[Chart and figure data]
........
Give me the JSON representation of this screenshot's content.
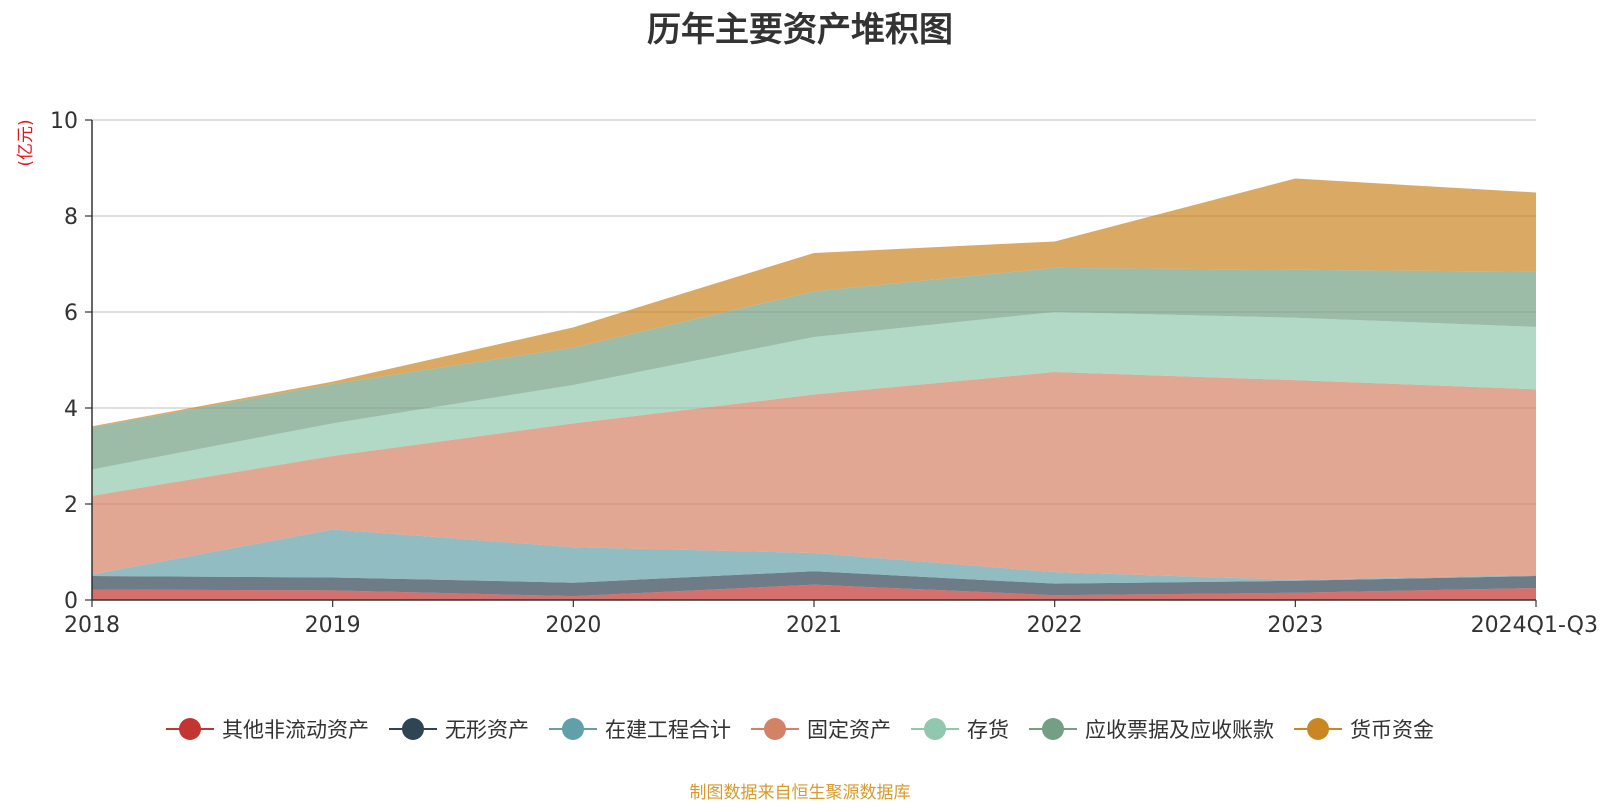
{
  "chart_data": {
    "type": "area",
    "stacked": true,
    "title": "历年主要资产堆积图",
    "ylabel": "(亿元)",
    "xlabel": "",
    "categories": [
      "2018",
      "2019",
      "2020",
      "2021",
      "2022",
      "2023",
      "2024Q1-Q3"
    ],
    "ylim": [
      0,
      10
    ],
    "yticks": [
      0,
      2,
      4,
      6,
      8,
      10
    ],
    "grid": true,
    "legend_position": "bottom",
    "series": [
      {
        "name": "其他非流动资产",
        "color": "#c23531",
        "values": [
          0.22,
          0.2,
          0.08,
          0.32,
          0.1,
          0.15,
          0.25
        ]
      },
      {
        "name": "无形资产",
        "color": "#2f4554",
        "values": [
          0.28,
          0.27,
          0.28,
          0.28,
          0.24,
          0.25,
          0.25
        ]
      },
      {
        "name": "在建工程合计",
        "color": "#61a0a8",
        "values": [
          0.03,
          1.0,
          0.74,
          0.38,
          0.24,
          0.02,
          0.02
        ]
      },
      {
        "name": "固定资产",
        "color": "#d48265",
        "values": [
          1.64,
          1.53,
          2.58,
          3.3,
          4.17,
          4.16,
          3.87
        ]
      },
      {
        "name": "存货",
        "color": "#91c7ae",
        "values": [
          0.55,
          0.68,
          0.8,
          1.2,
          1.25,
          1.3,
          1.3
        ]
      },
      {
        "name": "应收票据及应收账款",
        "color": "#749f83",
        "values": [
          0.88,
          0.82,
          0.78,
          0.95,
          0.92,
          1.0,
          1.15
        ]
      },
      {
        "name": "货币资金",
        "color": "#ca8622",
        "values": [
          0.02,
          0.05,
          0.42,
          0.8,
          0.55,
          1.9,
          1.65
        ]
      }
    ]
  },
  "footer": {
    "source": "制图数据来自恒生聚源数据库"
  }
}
........
> **Goal**: Set down the material exactly, every line of it, except for the pictures.

> **Answer in full**:
Give me the JSON representation of this screenshot's content.
{
  "chart_data": {
    "type": "area",
    "stacked": true,
    "title": "历年主要资产堆积图",
    "ylabel": "(亿元)",
    "xlabel": "",
    "categories": [
      "2018",
      "2019",
      "2020",
      "2021",
      "2022",
      "2023",
      "2024Q1-Q3"
    ],
    "ylim": [
      0,
      10
    ],
    "yticks": [
      0,
      2,
      4,
      6,
      8,
      10
    ],
    "grid": true,
    "legend_position": "bottom",
    "series": [
      {
        "name": "其他非流动资产",
        "color": "#c23531",
        "values": [
          0.22,
          0.2,
          0.08,
          0.32,
          0.1,
          0.15,
          0.25
        ]
      },
      {
        "name": "无形资产",
        "color": "#2f4554",
        "values": [
          0.28,
          0.27,
          0.28,
          0.28,
          0.24,
          0.25,
          0.25
        ]
      },
      {
        "name": "在建工程合计",
        "color": "#61a0a8",
        "values": [
          0.03,
          1.0,
          0.74,
          0.38,
          0.24,
          0.02,
          0.02
        ]
      },
      {
        "name": "固定资产",
        "color": "#d48265",
        "values": [
          1.64,
          1.53,
          2.58,
          3.3,
          4.17,
          4.16,
          3.87
        ]
      },
      {
        "name": "存货",
        "color": "#91c7ae",
        "values": [
          0.55,
          0.68,
          0.8,
          1.2,
          1.25,
          1.3,
          1.3
        ]
      },
      {
        "name": "应收票据及应收账款",
        "color": "#749f83",
        "values": [
          0.88,
          0.82,
          0.78,
          0.95,
          0.92,
          1.0,
          1.15
        ]
      },
      {
        "name": "货币资金",
        "color": "#ca8622",
        "values": [
          0.02,
          0.05,
          0.42,
          0.8,
          0.55,
          1.9,
          1.65
        ]
      }
    ]
  },
  "footer": {
    "source": "制图数据来自恒生聚源数据库"
  }
}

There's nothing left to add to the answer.